Track down the lines that contain "Luminosity" and copy them.

[Dataset items]
▬▬▬▬▬▬▬▬▬▬

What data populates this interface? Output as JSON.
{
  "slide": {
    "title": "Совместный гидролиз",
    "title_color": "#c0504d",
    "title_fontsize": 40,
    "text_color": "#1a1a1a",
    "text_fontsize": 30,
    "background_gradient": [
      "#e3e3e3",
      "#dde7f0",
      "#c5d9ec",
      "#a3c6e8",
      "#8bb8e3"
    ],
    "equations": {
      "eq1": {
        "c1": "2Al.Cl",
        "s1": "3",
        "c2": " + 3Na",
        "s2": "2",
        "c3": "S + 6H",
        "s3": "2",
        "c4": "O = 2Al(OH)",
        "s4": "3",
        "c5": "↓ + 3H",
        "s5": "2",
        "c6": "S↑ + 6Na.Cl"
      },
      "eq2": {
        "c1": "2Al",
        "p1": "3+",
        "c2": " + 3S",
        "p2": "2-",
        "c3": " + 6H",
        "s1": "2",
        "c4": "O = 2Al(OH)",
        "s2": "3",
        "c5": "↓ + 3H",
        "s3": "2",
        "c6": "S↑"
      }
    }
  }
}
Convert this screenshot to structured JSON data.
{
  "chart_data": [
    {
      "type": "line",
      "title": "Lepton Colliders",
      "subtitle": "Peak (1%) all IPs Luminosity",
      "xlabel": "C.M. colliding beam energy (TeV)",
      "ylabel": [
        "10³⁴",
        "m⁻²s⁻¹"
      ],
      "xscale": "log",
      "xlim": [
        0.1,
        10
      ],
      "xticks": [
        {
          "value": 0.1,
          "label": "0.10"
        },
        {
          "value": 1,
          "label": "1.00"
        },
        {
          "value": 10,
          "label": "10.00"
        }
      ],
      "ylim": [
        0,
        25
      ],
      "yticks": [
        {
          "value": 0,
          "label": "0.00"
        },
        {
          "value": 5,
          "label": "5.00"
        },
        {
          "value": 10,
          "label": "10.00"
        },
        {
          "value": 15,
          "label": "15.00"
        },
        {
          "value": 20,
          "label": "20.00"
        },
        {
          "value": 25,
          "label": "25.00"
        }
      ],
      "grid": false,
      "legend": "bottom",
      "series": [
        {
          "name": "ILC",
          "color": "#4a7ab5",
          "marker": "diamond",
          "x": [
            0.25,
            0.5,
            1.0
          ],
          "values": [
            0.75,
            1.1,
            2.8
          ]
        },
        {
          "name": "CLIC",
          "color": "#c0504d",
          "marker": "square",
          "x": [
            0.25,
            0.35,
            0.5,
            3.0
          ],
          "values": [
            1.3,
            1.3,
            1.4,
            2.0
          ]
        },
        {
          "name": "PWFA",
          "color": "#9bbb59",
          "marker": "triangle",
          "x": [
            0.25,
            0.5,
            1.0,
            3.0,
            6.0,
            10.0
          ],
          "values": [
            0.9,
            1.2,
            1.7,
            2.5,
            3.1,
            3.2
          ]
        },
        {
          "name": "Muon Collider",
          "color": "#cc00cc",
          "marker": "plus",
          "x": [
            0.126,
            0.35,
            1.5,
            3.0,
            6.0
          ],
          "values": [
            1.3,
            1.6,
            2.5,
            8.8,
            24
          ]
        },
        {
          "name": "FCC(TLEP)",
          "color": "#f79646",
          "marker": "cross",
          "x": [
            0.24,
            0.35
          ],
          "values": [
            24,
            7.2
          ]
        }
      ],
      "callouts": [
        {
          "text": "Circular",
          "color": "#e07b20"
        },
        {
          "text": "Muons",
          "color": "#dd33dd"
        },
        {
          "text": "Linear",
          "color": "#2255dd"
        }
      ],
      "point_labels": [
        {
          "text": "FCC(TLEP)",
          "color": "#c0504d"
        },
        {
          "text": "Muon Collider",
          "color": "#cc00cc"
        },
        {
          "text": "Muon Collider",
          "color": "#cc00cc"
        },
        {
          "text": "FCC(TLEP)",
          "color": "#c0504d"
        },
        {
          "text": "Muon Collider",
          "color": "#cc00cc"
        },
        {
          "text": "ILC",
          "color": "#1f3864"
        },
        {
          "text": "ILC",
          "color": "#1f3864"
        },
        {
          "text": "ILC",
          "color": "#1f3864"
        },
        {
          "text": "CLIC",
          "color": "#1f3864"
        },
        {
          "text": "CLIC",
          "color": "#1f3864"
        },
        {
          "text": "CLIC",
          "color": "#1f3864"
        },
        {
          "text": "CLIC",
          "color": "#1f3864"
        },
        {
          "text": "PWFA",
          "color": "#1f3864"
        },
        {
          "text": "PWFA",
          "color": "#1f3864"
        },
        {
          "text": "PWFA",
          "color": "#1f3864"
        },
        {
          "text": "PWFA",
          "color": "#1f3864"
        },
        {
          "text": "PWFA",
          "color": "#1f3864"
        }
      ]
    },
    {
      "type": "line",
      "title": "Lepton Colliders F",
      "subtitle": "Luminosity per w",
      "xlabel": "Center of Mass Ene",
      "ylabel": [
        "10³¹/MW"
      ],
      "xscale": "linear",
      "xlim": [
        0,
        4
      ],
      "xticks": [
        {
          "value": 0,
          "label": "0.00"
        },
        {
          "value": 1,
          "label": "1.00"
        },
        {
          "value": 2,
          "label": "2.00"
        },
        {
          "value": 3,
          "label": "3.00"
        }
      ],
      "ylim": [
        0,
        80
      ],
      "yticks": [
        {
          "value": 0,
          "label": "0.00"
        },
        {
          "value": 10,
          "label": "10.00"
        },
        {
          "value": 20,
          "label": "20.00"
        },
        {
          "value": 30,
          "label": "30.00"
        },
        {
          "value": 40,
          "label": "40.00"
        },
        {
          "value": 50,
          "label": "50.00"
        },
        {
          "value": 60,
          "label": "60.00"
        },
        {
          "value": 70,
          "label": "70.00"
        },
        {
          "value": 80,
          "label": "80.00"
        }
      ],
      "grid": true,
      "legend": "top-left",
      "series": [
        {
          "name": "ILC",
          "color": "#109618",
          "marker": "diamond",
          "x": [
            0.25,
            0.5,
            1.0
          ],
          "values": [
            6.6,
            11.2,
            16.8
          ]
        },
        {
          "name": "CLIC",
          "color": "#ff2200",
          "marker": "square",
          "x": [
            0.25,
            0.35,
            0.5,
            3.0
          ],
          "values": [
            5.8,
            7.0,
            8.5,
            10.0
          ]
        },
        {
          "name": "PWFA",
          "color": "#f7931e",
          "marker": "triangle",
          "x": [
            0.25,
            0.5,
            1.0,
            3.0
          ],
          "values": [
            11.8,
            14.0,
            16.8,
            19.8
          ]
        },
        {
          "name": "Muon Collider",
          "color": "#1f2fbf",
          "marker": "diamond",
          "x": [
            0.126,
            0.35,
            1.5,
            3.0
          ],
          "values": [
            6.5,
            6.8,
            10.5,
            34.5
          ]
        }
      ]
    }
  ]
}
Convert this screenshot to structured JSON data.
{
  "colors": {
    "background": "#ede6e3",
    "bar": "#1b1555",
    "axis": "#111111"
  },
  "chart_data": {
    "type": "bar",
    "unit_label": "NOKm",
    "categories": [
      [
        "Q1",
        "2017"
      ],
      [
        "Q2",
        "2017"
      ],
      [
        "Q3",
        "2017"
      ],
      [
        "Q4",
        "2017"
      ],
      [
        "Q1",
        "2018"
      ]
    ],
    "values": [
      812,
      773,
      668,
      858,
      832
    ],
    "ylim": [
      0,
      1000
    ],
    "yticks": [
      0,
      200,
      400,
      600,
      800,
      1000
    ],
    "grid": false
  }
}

▬▬▬▬▬▬▬▬▬▬

TASK RESPONSE:
      "subtitle": "Peak (1%) all IPs Luminosity",
      "subtitle": "Luminosity per w",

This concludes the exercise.